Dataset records
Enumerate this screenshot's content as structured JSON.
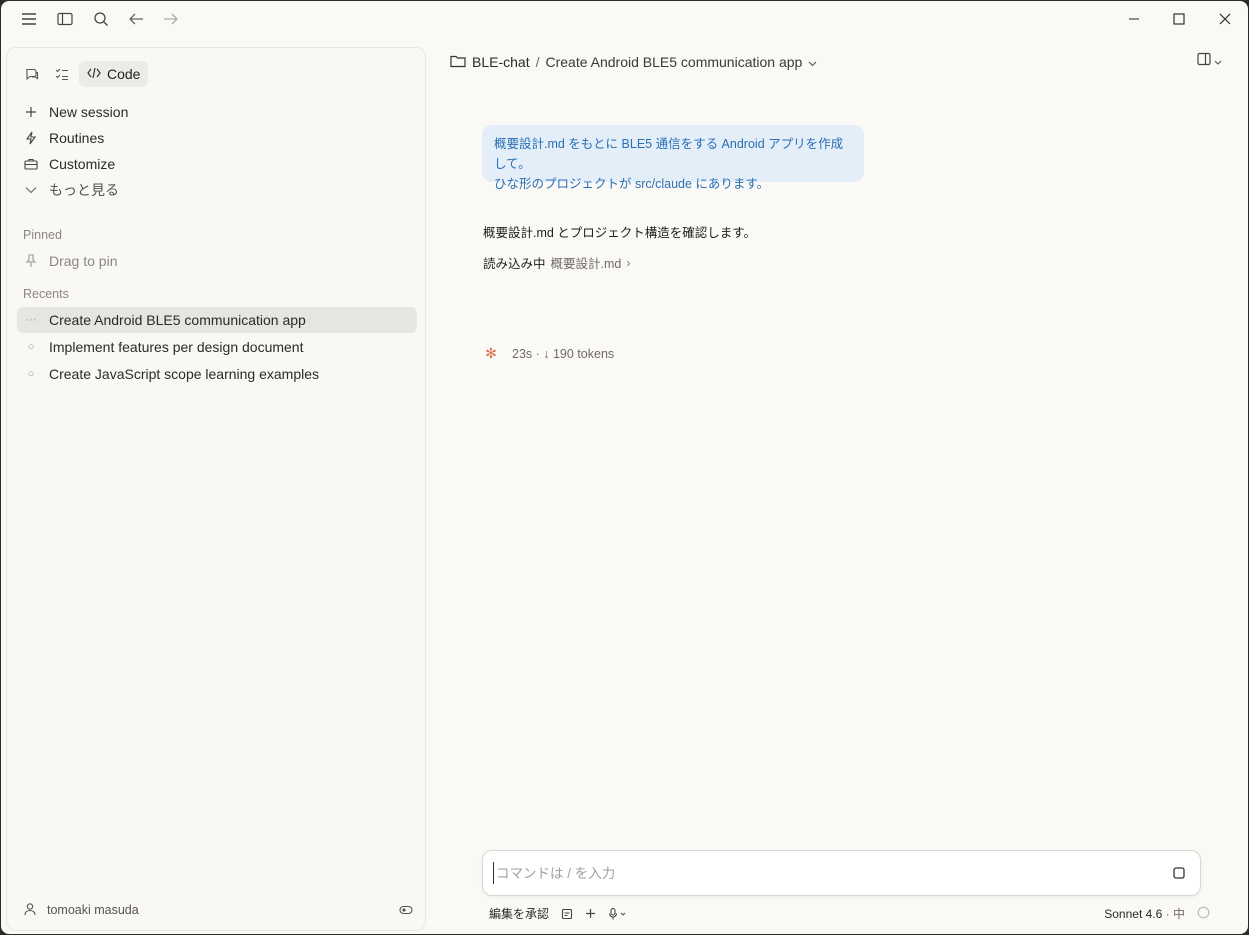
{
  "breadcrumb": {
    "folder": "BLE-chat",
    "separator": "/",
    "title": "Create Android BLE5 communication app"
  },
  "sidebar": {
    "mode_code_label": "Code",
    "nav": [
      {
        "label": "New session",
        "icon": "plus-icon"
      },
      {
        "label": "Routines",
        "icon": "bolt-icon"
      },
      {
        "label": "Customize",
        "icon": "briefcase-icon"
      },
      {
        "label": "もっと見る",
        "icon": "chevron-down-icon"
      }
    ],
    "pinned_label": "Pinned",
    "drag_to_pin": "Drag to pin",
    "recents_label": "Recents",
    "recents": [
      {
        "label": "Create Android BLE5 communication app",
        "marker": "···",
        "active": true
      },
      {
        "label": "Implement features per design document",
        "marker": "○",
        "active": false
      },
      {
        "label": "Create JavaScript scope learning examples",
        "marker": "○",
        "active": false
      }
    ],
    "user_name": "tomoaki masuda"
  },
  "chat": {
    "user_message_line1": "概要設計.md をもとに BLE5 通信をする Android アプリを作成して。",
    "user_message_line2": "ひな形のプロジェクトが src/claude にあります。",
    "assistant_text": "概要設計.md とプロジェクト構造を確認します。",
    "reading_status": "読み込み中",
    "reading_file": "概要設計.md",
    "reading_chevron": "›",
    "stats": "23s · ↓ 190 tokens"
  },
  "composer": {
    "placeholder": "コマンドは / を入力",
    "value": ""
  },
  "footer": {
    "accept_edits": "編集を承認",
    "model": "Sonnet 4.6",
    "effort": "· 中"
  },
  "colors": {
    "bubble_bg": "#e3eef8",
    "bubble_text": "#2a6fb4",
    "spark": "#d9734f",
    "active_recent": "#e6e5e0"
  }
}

* * *

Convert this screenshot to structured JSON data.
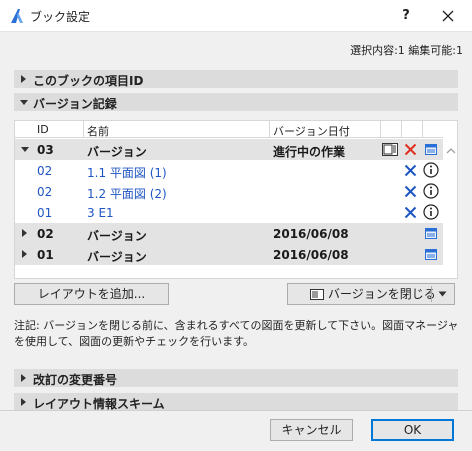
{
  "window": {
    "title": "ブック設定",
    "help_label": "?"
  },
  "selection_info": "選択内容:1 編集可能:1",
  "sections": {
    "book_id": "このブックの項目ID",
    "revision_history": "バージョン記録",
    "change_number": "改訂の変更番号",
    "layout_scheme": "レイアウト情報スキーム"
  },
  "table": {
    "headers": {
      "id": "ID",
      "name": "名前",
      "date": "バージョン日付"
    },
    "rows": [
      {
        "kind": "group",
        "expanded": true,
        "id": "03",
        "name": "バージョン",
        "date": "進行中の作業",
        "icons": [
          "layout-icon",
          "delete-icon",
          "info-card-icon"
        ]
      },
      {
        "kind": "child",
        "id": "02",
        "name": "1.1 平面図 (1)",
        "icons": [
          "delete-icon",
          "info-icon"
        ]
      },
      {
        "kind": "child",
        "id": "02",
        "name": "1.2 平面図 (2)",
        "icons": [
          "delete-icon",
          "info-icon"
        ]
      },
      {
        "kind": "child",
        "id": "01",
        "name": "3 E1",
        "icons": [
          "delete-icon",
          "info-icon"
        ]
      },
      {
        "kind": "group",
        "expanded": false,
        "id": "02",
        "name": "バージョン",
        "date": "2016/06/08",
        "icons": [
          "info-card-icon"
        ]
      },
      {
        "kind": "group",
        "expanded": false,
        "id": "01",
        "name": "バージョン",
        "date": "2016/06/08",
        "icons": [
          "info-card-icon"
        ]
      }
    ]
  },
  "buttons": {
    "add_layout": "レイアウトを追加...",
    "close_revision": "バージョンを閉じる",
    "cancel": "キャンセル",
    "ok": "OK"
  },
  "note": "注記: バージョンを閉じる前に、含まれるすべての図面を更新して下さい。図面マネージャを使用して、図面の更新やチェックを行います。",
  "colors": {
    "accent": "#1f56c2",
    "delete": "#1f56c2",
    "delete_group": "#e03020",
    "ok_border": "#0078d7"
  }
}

▶ [DESCRIPTION OF THE TASK]:
Among the lines of the data, identify those with the word "Create". Copy each of them.

▶ [ANSWER TO THE PROBLEM]:
    "title": "Create Android BLE5 communication app"
        "label": "Create Android BLE5 communication app",
        "label": "Create JavaScript scope learning examples",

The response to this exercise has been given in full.